PASSAGE DU TEXTE:

════

Finalement, il a choisi une cible plus facile, son neveu Stéphan Dufour. Lui aussi a refusé, mais Maltais l'a harcelé et lui a finalement ordonné d'installer un collier de chien sur la tringle de son placard. Le collier était relié à une corde et à une chaîne, et l'homme pouvait lui-même se pendre.

«Je lui conseillais de prendre du temps... des gens l'aimaient...» a dit l'accusé aux policiers, à qui il a parlé sans même consulter d'avocat.

Un psychologue a dit que Dufour souffre d'un retard mental. Son QI est de 67 - la moyenne est de 90 à 110. Il est «comme un enfant» et très influençable, a dit le psychologue Hubert Van Gijseghem, qui l'a rencontré.

Cela, tout le monde qui le connaissait à Alma le savait. «C'est un petit oiseau qui a les ailes cassées», a dit un témoin.

Cette opinion a été contredite par le psychiatre Benoît Croteau, qui a dit qu'on ne peut se déresponsabiliser ainsi. Fort bien. Seul hic, cet expert de la poursuite n'a pas fait la moindre entrevue avec l'accusé. Étonnant, tout de même, qu'un médecin psychiatre puisse émettre une opinion sur un être humain sans le rencontrer. Faute d'émouvoir le Collège des médecins, cela mine évidemment la force de ce genre de témoignage.

════

[Entrées du jeu de données]

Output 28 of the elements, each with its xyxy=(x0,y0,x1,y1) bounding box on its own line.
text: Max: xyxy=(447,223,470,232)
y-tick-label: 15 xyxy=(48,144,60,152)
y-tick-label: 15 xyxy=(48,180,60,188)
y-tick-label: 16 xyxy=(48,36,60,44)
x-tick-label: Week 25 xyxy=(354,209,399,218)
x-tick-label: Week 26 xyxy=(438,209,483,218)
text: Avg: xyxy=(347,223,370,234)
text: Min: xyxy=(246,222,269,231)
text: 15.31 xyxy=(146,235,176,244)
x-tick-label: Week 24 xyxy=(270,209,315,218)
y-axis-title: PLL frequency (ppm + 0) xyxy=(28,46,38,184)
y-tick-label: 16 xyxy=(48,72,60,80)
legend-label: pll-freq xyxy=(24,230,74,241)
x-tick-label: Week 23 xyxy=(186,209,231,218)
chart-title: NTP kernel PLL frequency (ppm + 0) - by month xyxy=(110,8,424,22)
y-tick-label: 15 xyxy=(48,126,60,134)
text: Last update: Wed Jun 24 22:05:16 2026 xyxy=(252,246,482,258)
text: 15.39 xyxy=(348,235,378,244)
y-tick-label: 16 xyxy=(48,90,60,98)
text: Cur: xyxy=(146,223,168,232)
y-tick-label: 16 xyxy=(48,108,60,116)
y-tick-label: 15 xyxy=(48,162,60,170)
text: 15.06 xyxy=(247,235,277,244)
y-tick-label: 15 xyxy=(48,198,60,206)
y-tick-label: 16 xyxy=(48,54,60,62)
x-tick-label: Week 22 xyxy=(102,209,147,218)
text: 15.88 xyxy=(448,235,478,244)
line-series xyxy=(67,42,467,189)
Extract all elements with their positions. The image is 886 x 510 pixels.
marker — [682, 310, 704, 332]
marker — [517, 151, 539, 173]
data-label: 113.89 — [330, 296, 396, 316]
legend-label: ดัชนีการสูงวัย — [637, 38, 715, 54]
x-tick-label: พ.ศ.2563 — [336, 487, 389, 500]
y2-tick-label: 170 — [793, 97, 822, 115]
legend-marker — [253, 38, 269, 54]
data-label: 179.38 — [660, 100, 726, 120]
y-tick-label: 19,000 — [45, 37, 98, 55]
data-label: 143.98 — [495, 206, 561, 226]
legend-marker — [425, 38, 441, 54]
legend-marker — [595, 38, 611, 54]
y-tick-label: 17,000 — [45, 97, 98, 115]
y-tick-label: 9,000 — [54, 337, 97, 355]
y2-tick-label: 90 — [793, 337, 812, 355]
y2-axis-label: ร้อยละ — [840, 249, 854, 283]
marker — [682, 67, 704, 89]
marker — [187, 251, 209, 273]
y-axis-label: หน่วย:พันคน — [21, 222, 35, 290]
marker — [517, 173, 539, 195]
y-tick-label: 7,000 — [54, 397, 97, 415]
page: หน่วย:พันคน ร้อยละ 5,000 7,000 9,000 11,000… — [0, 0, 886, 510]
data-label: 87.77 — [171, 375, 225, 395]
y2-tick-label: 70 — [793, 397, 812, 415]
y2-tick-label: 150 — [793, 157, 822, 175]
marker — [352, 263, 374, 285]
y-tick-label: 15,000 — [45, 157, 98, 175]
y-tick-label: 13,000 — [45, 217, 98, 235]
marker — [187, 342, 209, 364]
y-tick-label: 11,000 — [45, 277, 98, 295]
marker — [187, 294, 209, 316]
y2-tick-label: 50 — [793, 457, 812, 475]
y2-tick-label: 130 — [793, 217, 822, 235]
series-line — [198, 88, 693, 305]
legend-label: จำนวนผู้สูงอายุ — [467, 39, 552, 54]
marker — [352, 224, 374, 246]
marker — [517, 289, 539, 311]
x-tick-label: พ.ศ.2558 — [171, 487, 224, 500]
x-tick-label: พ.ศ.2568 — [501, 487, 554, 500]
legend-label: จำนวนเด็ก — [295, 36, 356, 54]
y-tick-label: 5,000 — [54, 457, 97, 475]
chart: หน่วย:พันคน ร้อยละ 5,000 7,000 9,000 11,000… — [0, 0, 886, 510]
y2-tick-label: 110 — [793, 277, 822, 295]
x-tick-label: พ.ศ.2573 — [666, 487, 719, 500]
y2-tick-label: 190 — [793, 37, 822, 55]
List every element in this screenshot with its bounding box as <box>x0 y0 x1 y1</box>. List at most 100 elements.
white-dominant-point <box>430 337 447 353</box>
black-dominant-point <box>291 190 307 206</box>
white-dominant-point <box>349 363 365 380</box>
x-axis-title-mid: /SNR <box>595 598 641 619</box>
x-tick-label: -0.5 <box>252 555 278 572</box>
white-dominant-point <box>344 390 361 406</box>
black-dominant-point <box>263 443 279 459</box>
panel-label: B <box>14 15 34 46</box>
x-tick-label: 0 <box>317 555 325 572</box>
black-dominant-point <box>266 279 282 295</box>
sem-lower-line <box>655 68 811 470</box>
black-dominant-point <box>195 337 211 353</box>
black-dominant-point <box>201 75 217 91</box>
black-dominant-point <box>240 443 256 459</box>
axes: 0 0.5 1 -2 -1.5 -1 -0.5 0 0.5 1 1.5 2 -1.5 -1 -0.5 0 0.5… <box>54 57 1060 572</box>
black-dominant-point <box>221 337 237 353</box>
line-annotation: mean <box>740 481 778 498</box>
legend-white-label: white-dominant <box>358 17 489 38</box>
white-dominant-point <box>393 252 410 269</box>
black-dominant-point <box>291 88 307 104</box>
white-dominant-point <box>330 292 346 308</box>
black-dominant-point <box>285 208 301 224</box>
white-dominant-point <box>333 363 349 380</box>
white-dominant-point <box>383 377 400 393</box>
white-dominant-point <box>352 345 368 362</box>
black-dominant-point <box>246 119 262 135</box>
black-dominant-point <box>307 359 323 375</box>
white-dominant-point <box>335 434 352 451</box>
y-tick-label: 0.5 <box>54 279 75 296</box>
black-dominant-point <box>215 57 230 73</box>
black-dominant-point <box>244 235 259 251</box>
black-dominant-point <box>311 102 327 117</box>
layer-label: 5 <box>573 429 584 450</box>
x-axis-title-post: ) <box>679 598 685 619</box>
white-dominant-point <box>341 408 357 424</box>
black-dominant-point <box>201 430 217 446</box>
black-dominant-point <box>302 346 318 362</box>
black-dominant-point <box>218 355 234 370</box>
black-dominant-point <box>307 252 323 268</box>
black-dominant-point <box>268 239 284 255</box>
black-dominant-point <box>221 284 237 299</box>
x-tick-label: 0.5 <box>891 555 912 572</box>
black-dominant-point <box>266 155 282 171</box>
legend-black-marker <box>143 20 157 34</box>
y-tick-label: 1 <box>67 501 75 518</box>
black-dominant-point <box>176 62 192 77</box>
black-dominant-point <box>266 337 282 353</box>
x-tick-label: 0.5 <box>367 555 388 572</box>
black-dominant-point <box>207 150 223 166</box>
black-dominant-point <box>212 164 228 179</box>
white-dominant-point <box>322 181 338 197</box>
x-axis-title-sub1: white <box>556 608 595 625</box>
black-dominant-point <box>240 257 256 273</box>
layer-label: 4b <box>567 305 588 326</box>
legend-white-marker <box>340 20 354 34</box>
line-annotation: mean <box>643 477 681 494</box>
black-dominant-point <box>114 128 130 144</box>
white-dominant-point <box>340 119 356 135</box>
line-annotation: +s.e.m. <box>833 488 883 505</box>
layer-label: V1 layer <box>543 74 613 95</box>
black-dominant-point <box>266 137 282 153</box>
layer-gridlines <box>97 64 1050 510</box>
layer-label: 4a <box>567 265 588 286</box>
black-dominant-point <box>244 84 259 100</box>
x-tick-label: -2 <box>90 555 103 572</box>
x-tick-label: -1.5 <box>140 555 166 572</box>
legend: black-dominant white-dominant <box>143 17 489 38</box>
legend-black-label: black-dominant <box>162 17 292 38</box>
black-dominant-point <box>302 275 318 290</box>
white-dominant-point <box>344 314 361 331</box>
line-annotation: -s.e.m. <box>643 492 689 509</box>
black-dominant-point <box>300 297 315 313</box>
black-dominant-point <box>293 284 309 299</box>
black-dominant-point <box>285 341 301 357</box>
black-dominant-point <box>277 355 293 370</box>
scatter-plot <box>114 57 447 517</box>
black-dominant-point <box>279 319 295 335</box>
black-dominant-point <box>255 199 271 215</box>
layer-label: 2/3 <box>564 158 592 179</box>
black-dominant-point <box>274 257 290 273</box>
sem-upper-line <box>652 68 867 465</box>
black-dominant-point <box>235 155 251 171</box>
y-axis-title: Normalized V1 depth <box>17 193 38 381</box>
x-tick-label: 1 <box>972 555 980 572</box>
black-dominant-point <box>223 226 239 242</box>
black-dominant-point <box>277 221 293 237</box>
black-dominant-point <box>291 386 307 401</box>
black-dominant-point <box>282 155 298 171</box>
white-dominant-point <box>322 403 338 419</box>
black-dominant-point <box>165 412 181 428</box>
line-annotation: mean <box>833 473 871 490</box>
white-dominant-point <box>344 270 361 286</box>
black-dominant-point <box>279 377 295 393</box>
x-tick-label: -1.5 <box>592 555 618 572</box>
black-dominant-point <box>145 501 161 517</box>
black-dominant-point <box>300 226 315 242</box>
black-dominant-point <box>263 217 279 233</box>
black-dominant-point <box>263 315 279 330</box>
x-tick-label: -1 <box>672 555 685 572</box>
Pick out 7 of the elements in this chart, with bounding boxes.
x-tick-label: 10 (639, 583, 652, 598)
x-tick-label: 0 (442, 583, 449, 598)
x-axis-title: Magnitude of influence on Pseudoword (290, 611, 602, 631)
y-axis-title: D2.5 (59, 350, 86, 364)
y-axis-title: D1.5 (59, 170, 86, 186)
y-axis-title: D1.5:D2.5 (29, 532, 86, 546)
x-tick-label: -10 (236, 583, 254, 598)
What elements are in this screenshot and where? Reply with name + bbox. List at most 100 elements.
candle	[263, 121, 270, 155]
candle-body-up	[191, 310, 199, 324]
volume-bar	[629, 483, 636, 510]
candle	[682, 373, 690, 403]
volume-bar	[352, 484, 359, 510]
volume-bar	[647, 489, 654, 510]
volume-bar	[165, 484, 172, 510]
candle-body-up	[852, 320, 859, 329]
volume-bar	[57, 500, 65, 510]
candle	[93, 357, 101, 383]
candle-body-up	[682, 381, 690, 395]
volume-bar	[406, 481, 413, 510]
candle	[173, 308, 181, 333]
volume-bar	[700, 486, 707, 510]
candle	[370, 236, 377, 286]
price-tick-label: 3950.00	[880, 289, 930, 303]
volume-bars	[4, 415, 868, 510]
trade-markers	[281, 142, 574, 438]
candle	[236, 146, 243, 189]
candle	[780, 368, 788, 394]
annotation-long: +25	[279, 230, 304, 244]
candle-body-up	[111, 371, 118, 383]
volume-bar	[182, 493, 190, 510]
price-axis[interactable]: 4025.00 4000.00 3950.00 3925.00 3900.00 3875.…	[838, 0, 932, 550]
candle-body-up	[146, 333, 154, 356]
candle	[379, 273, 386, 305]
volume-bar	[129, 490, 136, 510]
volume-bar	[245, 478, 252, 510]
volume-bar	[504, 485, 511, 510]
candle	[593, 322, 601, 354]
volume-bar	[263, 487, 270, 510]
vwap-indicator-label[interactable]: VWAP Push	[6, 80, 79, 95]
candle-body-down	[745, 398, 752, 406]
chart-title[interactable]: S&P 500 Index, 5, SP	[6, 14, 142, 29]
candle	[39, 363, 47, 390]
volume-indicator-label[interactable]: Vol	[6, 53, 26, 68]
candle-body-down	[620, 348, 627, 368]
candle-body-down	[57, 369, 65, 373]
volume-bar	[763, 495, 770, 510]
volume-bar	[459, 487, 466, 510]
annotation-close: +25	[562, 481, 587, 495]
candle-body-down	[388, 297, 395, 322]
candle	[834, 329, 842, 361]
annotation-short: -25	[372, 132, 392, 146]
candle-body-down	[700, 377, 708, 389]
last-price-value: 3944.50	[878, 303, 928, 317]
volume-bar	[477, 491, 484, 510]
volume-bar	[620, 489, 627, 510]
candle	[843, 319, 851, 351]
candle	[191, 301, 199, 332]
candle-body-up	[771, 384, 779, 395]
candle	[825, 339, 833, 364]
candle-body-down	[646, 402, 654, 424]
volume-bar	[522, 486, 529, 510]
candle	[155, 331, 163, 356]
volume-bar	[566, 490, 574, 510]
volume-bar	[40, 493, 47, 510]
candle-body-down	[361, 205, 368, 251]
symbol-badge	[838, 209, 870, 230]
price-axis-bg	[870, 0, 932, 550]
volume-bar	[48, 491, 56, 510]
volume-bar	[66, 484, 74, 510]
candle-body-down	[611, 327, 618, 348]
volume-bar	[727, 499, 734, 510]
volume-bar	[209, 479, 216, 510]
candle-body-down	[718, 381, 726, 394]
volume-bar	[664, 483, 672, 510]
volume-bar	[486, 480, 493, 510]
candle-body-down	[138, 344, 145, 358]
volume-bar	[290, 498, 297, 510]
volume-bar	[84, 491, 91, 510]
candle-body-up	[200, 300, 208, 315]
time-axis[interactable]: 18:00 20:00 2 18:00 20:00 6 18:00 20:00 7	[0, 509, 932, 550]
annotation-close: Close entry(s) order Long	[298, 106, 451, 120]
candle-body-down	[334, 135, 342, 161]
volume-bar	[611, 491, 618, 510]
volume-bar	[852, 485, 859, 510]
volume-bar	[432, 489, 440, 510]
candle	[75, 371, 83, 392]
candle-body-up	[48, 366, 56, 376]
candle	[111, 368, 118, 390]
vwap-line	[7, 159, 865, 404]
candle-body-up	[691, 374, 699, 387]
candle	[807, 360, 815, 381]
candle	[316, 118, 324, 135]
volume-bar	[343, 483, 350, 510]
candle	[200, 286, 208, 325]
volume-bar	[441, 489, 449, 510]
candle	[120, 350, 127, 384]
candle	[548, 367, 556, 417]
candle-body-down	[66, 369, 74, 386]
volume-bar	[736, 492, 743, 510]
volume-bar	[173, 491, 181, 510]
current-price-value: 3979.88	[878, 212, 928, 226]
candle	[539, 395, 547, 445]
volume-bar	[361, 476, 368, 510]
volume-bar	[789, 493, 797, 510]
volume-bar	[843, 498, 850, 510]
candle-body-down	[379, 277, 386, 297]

════

LE PROBLÈME:
Selon le passage, quel est le QI de Stéphan Dufour ?

ZONE DE RÉPONSE:
Son QI est de 67.